* Problems to work on
**A.** Render this sentence from the text about Ghent in Spanish: "Ghent is a city in Flanders, the northern part of Belgium."
**B.** From the text about Ghent, output the passage starting with "Ghent is only" and going on through "Lille and Paris.", with no changes.

━━━ Text to read

Ghent is a city in Flanders, the northern part of Belgium.
Ghent (Gent in Dutch; Gand in French) is a city with a population of a quarter of a million. Its size and position allow the inhabitants to enjoy a city with an interesting crossover between open cosmopolitanism and the quiet atmosphere of a provincial town. Ghent is thriving as many young people choose to live here instead of in the countryside or the crowded and disintegrating city centers of Brussels and Antwerp
Ghent is a city of history. During the Middle Ages, it was one of the richest and most powerful cities in Europe, in some quarters considered second only to Paris (the Italian peninsula excluded). The impact of this rich past can be clearly seen when viewing the imposing architecture of churches and the houses of rich traders. The whole of the city center is restored in this fashion, and still breathes the atmosphere of a thriving late-medieval city state. As the city council made the center free of cars, it is now a very welcoming and open area, which does not fail to impress even the people who live there.
Ghent is also a university city with more than 50,000 students. As such, its streets are filled with young people. But, unlike Leuven, another university town in Flanders, youth is not the only category of people living there. There is an interesting mixture of foreigners who came to live there, or artists, amongst the native people of Ghent. Interestingly, other than the smaller provincial cities or the bigger city of Antwerp, this mixture makes the people more tolerant and open-minded. This atmosphere seeps into every aspect of city life. Many people of Ghent truly see the place like home, and are very proud to live there, seeing it as a place that will always welcome them back home.
Ghent is only a 30-minute train ride away from Brussels and is on the line from Brussels to Bruges and the coast. If you're planning to visit Bruges and Brussels, definitely stop over in Ghent as well. There are also direct trains to Brussels Airport, Antwerp, Lille and Paris.

━━━━━━
━━━ Provided material

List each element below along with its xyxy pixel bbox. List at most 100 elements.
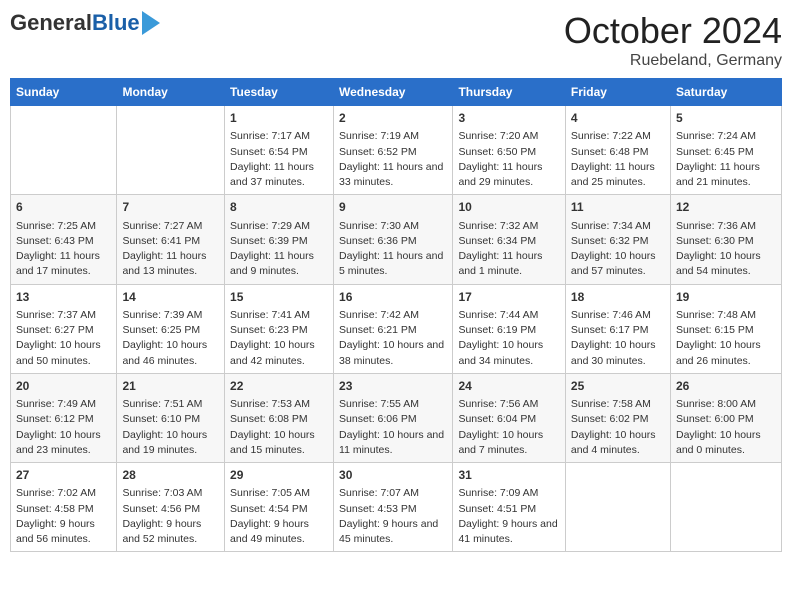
- calendar-cell: [565, 463, 670, 552]
- day-number: 19: [676, 289, 776, 306]
- day-info: Sunrise: 7:05 AM Sunset: 4:54 PM Dayligh…: [230, 486, 328, 547]
- day-info: Sunrise: 7:56 AM Sunset: 6:04 PM Dayligh…: [458, 397, 559, 458]
- day-number: 2: [339, 110, 447, 127]
- calendar-cell: 7 Sunrise: 7:27 AM Sunset: 6:41 PM Daylig…: [117, 195, 225, 284]
- day-of-week-header: Sunday: [11, 79, 117, 106]
- day-number: 12: [676, 199, 776, 216]
- calendar-week-row: 20 Sunrise: 7:49 AM Sunset: 6:12 PM Dayli…: [11, 373, 782, 462]
- logo-arrow-icon: [142, 11, 160, 35]
- day-info: Sunrise: 7:24 AM Sunset: 6:45 PM Dayligh…: [676, 129, 776, 190]
- day-info: Sunrise: 8:00 AM Sunset: 6:00 PM Dayligh…: [676, 397, 776, 458]
- day-number: 11: [571, 199, 665, 216]
- day-info: Sunrise: 7:46 AM Sunset: 6:17 PM Dayligh…: [571, 308, 665, 369]
- calendar-cell: 1 Sunrise: 7:17 AM Sunset: 6:54 PM Daylig…: [225, 106, 334, 195]
- day-number: 30: [339, 467, 447, 484]
- day-number: 14: [122, 289, 219, 306]
- day-number: 17: [458, 289, 559, 306]
- title-block: October 2024 Ruebeland, Germany: [564, 10, 782, 70]
- day-number: 7: [122, 199, 219, 216]
- day-number: 22: [230, 378, 328, 395]
- day-number: 6: [16, 199, 111, 216]
- calendar-cell: 13 Sunrise: 7:37 AM Sunset: 6:27 PM Dayli…: [11, 284, 117, 373]
- day-info: Sunrise: 7:49 AM Sunset: 6:12 PM Dayligh…: [16, 397, 111, 458]
- day-info: Sunrise: 7:55 AM Sunset: 6:06 PM Dayligh…: [339, 397, 447, 458]
- day-info: Sunrise: 7:48 AM Sunset: 6:15 PM Dayligh…: [676, 308, 776, 369]
- calendar-title: October 2024: [564, 10, 782, 52]
- calendar-cell: 24 Sunrise: 7:56 AM Sunset: 6:04 PM Dayli…: [453, 373, 565, 462]
- day-number: 20: [16, 378, 111, 395]
- day-of-week-header: Saturday: [670, 79, 781, 106]
- day-number: 21: [122, 378, 219, 395]
- day-number: 25: [571, 378, 665, 395]
- day-info: Sunrise: 7:41 AM Sunset: 6:23 PM Dayligh…: [230, 308, 328, 369]
- calendar-cell: 30 Sunrise: 7:07 AM Sunset: 4:53 PM Dayli…: [334, 463, 453, 552]
- day-info: Sunrise: 7:27 AM Sunset: 6:41 PM Dayligh…: [122, 219, 219, 280]
- day-info: Sunrise: 7:07 AM Sunset: 4:53 PM Dayligh…: [339, 486, 447, 547]
- calendar-cell: 18Sunrise: 7:46 AM Sunset: 6:17 PM Dayli…: [565, 284, 670, 373]
- calendar-cell: 29 Sunrise: 7:05 AM Sunset: 4:54 PM Dayli…: [225, 463, 334, 552]
- day-of-week-header: Tuesday: [225, 79, 334, 106]
- day-info: Sunrise: 7:03 AM Sunset: 4:56 PM Dayligh…: [122, 486, 219, 547]
- calendar-cell: 27 Sunrise: 7:02 AM Sunset: 4:58 PM Dayli…: [11, 463, 117, 552]
- day-info: Sunrise: 7:02 AM Sunset: 4:58 PM Dayligh…: [16, 486, 111, 547]
- day-of-week-header: Wednesday: [334, 79, 453, 106]
- day-number: 23: [339, 378, 447, 395]
- day-info: Sunrise: 7:09 AM Sunset: 4:51 PM Dayligh…: [458, 486, 559, 547]
- day-number: 28: [122, 467, 219, 484]
- day-info: Sunrise: 7:58 AM Sunset: 6:02 PM Dayligh…: [571, 397, 665, 458]
- calendar-week-row: 13 Sunrise: 7:37 AM Sunset: 6:27 PM Dayli…: [11, 284, 782, 373]
- calendar-week-row: 27 Sunrise: 7:02 AM Sunset: 4:58 PM Dayli…: [11, 463, 782, 552]
- calendar-cell: 6Sunrise: 7:25 AM Sunset: 6:43 PM Daylig…: [11, 195, 117, 284]
- calendar-cell: 14 Sunrise: 7:39 AM Sunset: 6:25 PM Dayli…: [117, 284, 225, 373]
- calendar-cell: [670, 463, 781, 552]
- calendar-cell: 9 Sunrise: 7:30 AM Sunset: 6:36 PM Daylig…: [334, 195, 453, 284]
- day-info: Sunrise: 7:39 AM Sunset: 6:25 PM Dayligh…: [122, 308, 219, 369]
- day-info: Sunrise: 7:34 AM Sunset: 6:32 PM Dayligh…: [571, 219, 665, 280]
- day-number: 13: [16, 289, 111, 306]
- day-number: 31: [458, 467, 559, 484]
- day-of-week-header: Friday: [565, 79, 670, 106]
- day-number: 8: [230, 199, 328, 216]
- calendar-cell: 31 Sunrise: 7:09 AM Sunset: 4:51 PM Dayli…: [453, 463, 565, 552]
- calendar-cell: 4Sunrise: 7:22 AM Sunset: 6:48 PM Daylig…: [565, 106, 670, 195]
- calendar-cell: 10 Sunrise: 7:32 AM Sunset: 6:34 PM Dayli…: [453, 195, 565, 284]
- calendar-cell: 21 Sunrise: 7:51 AM Sunset: 6:10 PM Dayli…: [117, 373, 225, 462]
- page-header: General Blue October 2024 Ruebeland, Ger…: [10, 10, 782, 70]
- calendar-cell: 8Sunrise: 7:29 AM Sunset: 6:39 PM Daylig…: [225, 195, 334, 284]
- day-number: 4: [571, 110, 665, 127]
- calendar-cell: 11 Sunrise: 7:34 AM Sunset: 6:32 PM Dayli…: [565, 195, 670, 284]
- day-info: Sunrise: 7:37 AM Sunset: 6:27 PM Dayligh…: [16, 308, 111, 369]
- calendar-cell: 19 Sunrise: 7:48 AM Sunset: 6:15 PM Dayli…: [670, 284, 781, 373]
- day-number: 24: [458, 378, 559, 395]
- calendar-table: SundayMondayTuesdayWednesdayThursdayFrid…: [10, 78, 782, 552]
- calendar-week-row: 1 Sunrise: 7:17 AM Sunset: 6:54 PM Daylig…: [11, 106, 782, 195]
- calendar-cell: 2 Sunrise: 7:19 AM Sunset: 6:52 PM Daylig…: [334, 106, 453, 195]
- day-info: Sunrise: 7:19 AM Sunset: 6:52 PM Dayligh…: [339, 129, 447, 190]
- day-info: Sunrise: 7:30 AM Sunset: 6:36 PM Dayligh…: [339, 219, 447, 280]
- day-info: Sunrise: 7:36 AM Sunset: 6:30 PM Dayligh…: [676, 219, 776, 280]
- day-number: 27: [16, 467, 111, 484]
- calendar-cell: 15 Sunrise: 7:41 AM Sunset: 6:23 PM Dayli…: [225, 284, 334, 373]
- day-number: 15: [230, 289, 328, 306]
- calendar-cell: [117, 106, 225, 195]
- day-number: 1: [230, 110, 328, 127]
- day-number: 3: [458, 110, 559, 127]
- calendar-week-row: 6Sunrise: 7:25 AM Sunset: 6:43 PM Daylig…: [11, 195, 782, 284]
- calendar-cell: 3 Sunrise: 7:20 AM Sunset: 6:50 PM Daylig…: [453, 106, 565, 195]
- day-number: 16: [339, 289, 447, 306]
- day-info: Sunrise: 7:42 AM Sunset: 6:21 PM Dayligh…: [339, 308, 447, 369]
- day-number: 9: [339, 199, 447, 216]
- logo-blue-text: Blue: [92, 10, 140, 36]
- logo-general-text: General: [10, 10, 92, 36]
- day-info: Sunrise: 7:51 AM Sunset: 6:10 PM Dayligh…: [122, 397, 219, 458]
- calendar-cell: 12 Sunrise: 7:36 AM Sunset: 6:30 PM Dayli…: [670, 195, 781, 284]
- calendar-cell: 22Sunrise: 7:53 AM Sunset: 6:08 PM Dayli…: [225, 373, 334, 462]
- day-info: Sunrise: 7:17 AM Sunset: 6:54 PM Dayligh…: [230, 129, 328, 190]
- day-number: 10: [458, 199, 559, 216]
- day-number: 5: [676, 110, 776, 127]
- day-info: Sunrise: 7:20 AM Sunset: 6:50 PM Dayligh…: [458, 129, 559, 190]
- day-of-week-header: Monday: [117, 79, 225, 106]
- calendar-cell: 20 Sunrise: 7:49 AM Sunset: 6:12 PM Dayli…: [11, 373, 117, 462]
- day-info: Sunrise: 7:32 AM Sunset: 6:34 PM Dayligh…: [458, 219, 559, 280]
- day-number: 29: [230, 467, 328, 484]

━━━━━━

* Answers to the tasks
**A.** Gante es una ciudad de Flandes, la parte norte de Bélgica.

**B.**
Ghent is only a 30-minute train ride away from Brussels and is on the line from Brussels to Bruges and the coast. If you're planning to visit Bruges and Brussels, definitely stop over in Ghent as well. There are also direct trains to Brussels Airport, Antwerp, Lille and Paris.